### Text shown
<<<<
Live Local Act helps Ravaudage secure more housing units

Live Local Act helps Ravaudage secure more housing units

The City Commission also approved a raise for the city manager and the money needed for two more police officers

Oct. 23, 2024

By Beth Kassab

The mixed-use Ravaudage development at Lee Road and U.S. 17-92 will gain the right to build an additional 113 housing units than originally approved after the developer made a request citing Florida’s Live Local Act, which is intended to provide more affordable housing.

The change approved in a 4-0 vote by the City Commission on Wednesday says 50% of the newly entitled units must be offered at rent affordable to individuals at or below 120% of the median adjusted gross income for Orange County. The revision also comes with a reduction in the square footage of office space in an attempt to keep future traffic associated with the project about even and the potential to convert proposed future hotel rooms to housing units.

The Live Local Act, originally passed by the Legislature in 2023, limits the ways in which local governments can restrict affordable housing developments. For example, developers are allowed to build affordable units at the highest density the city allows as well as construct buildings as tall as the highest residential or commercial building within one mile or three stories, whichever is higher.

In this case, the city originally approved Benjamin Partners LTD, which is led by Dan Bellows, to build 14.76 units per acre in Ravaudage. But the city allows as high as 17 units per acre elsewhere.
>>>>
Records from a collection
<<<<
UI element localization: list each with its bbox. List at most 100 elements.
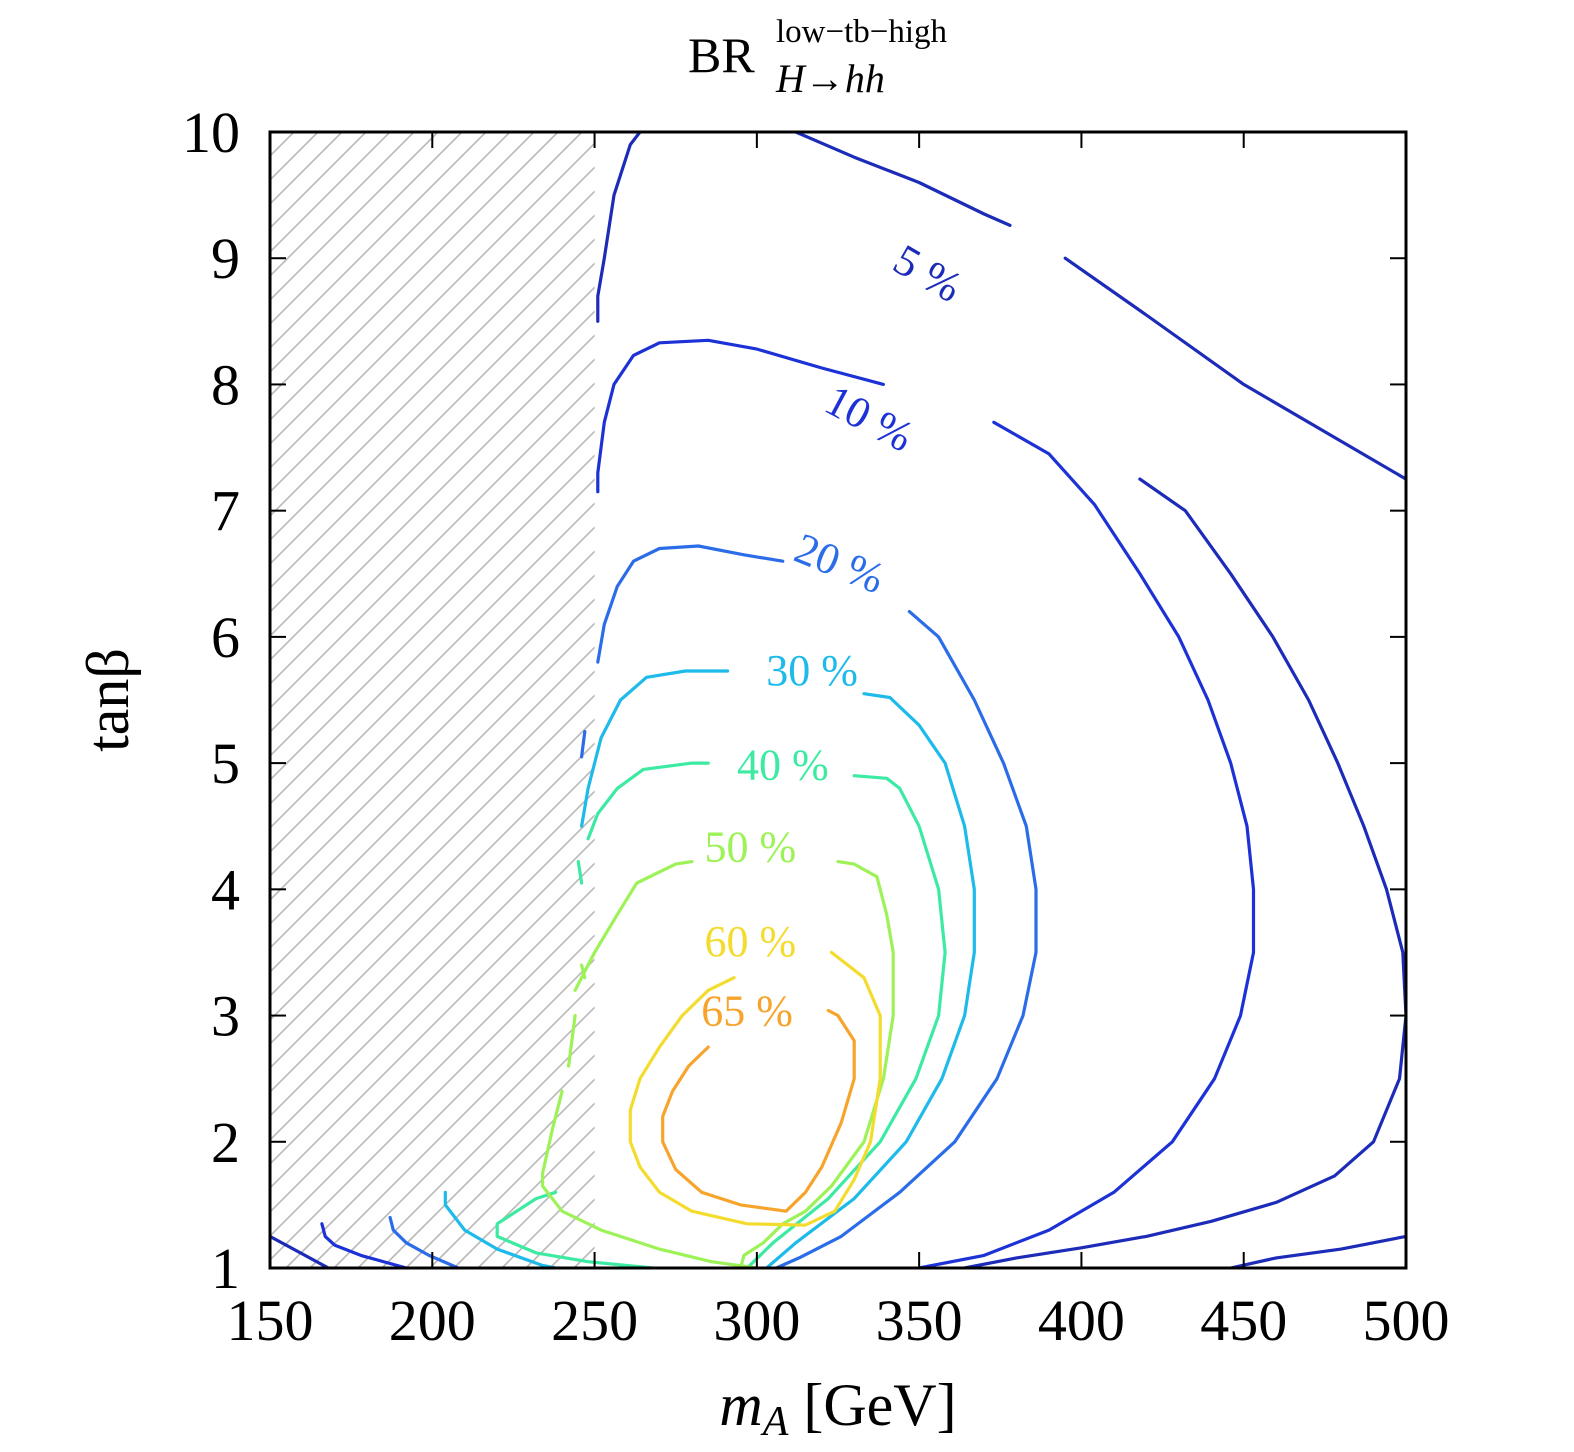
hatch-line bbox=[598, 132, 1574, 1268]
contour-label: 40 % bbox=[737, 741, 829, 790]
hatch-line bbox=[270, 742, 595, 1070]
hatch-line bbox=[381, 1054, 595, 1268]
contour-line bbox=[917, 420, 1256, 1268]
excluded-region-hatch bbox=[270, 132, 1574, 1268]
x-tick-label: 450 bbox=[1200, 1288, 1287, 1353]
hatch-line bbox=[270, 862, 595, 1190]
contour-3 bbox=[443, 669, 976, 1268]
hatch-line bbox=[270, 132, 463, 326]
hatch-line bbox=[573, 1246, 595, 1268]
hatch-line bbox=[270, 838, 595, 1166]
hatch-line bbox=[270, 132, 535, 398]
contour-label: 30 % bbox=[766, 646, 858, 695]
hatch-line bbox=[270, 238, 595, 566]
hatch-line bbox=[270, 886, 595, 1214]
hatch-line bbox=[270, 478, 595, 806]
contour-line bbox=[596, 338, 886, 494]
hatch-line bbox=[549, 1222, 595, 1268]
hatch-line bbox=[270, 718, 595, 1046]
y-tick-label: 2 bbox=[211, 1110, 240, 1175]
contour-line bbox=[320, 1222, 408, 1268]
title-superscript: low−tb−high bbox=[776, 14, 948, 50]
chart-title: BR low−tb−high H→hh bbox=[688, 14, 948, 101]
x-tick-label: 300 bbox=[713, 1288, 800, 1353]
contour-line bbox=[579, 729, 587, 759]
hatch-line bbox=[357, 1030, 595, 1268]
contour-line bbox=[579, 669, 730, 828]
hatch-line bbox=[270, 526, 595, 854]
hatch-line bbox=[270, 382, 595, 710]
hatch-line bbox=[270, 166, 595, 494]
hatch-line bbox=[309, 982, 595, 1268]
hatch-line bbox=[429, 1102, 595, 1268]
contour-line bbox=[774, 609, 1038, 1268]
contour-label: 10 % bbox=[817, 375, 921, 461]
contour-line bbox=[745, 774, 947, 1268]
hatch-line bbox=[270, 646, 595, 974]
hatch-line bbox=[270, 598, 595, 926]
title-subscript: H→hh bbox=[775, 56, 885, 101]
hatch-line bbox=[270, 502, 595, 830]
hatch-line bbox=[270, 622, 595, 950]
x-tick-label: 250 bbox=[551, 1288, 638, 1353]
hatch-line bbox=[477, 1150, 595, 1268]
contour-line bbox=[1063, 256, 1406, 481]
y-tick-label: 10 bbox=[182, 100, 240, 165]
hatch-line bbox=[270, 286, 595, 614]
hatch-line bbox=[270, 910, 595, 1238]
contour-line bbox=[388, 1215, 460, 1268]
contour-label: 50 % bbox=[705, 823, 797, 872]
title-main: BR bbox=[688, 27, 755, 83]
hatch-line bbox=[270, 190, 595, 518]
hatch-line bbox=[270, 670, 595, 998]
hatch-line bbox=[270, 430, 595, 758]
contour-line bbox=[764, 692, 976, 1268]
x-tick-label: 350 bbox=[876, 1288, 963, 1353]
contour-1 bbox=[320, 338, 1256, 1268]
hatch-line bbox=[270, 142, 595, 470]
y-tick-label: 7 bbox=[211, 479, 240, 544]
x-tick-label: 200 bbox=[389, 1288, 476, 1353]
contour-line bbox=[661, 1008, 856, 1213]
x-axis-label-var: m bbox=[719, 1372, 762, 1438]
x-axis-label-sub: A bbox=[760, 1399, 789, 1445]
y-tick-label: 4 bbox=[211, 857, 240, 922]
y-tick-label: 9 bbox=[211, 226, 240, 291]
hatch-line bbox=[270, 310, 595, 638]
contour-line bbox=[566, 1013, 577, 1068]
contour-label: 5 % bbox=[885, 235, 970, 312]
y-axis-label: tanβ bbox=[75, 648, 141, 752]
contour-line bbox=[495, 1190, 655, 1268]
hatch-line bbox=[270, 814, 595, 1142]
hatch-line bbox=[501, 1174, 595, 1268]
hatch-line bbox=[270, 454, 595, 782]
contour-line bbox=[540, 1089, 759, 1268]
hatch-line bbox=[270, 132, 559, 422]
hatch-line bbox=[270, 132, 511, 374]
contour-line bbox=[270, 1234, 330, 1268]
hatch-line bbox=[270, 132, 367, 230]
hatch-line bbox=[270, 934, 595, 1262]
hatch-line bbox=[270, 406, 595, 734]
contour-7 bbox=[661, 1008, 856, 1213]
hatch-line bbox=[270, 766, 595, 1094]
y-tick-label: 1 bbox=[211, 1236, 240, 1301]
y-tick-label: 5 bbox=[211, 731, 240, 796]
hatch-line bbox=[270, 694, 595, 1022]
x-axis-label: mA [GeV] bbox=[719, 1372, 956, 1445]
hatch-line bbox=[270, 790, 595, 1118]
hatch-line bbox=[270, 132, 415, 278]
contour-6 bbox=[628, 950, 882, 1227]
hatch-line bbox=[525, 1198, 595, 1268]
contour-lines bbox=[270, 132, 1406, 1268]
contour-2 bbox=[388, 544, 1038, 1268]
contour-4 bbox=[495, 761, 947, 1268]
hatch-line bbox=[285, 958, 595, 1268]
contour-line bbox=[586, 761, 710, 841]
contour-0 bbox=[270, 132, 1406, 1268]
hatch-line bbox=[270, 132, 439, 302]
hatch-lines bbox=[270, 132, 1574, 1268]
hatch-line bbox=[270, 574, 595, 902]
hatch-line bbox=[270, 214, 595, 542]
>>>>
### Work to complete
• 1. In the Ravaudage article, rewrite the paragraph beginning "The change approved in a 4-0 vote" as a short bulleted list that keeps its main facts.
• 2. Answer these questions using the Ravaudage article:
(a) How many additional housing units will the development gain the right to build?
(b) In what year did the Legislature originally pass the Live Local Act?
(c) How many units per acre did the city originally approve for Ravaudage?
• 3. Echo the part of the Ravaudage article that opens with the words containing "In this case, the" and closes with "per acre elsewhere.".

### Answers given
• 1.
- The City Commission approved the change 4-0 on Wednesday.
- Half of the newly entitled units must rent at levels affordable to individuals earning at or below 120% of Orange County's median adjusted gross income.
- The revision cuts the project's office square footage to keep future traffic about even.
- Proposed future hotel rooms may be converted to housing units.

• 2.
(a) 113
(b) 2023
(c) 14.76

• 3.
In this case, the city originally approved Benjamin Partners LTD, which is led by Dan Bellows, to build 14.76 units per acre in Ravaudage. But the city allows as high as 17 units per acre elsewhere.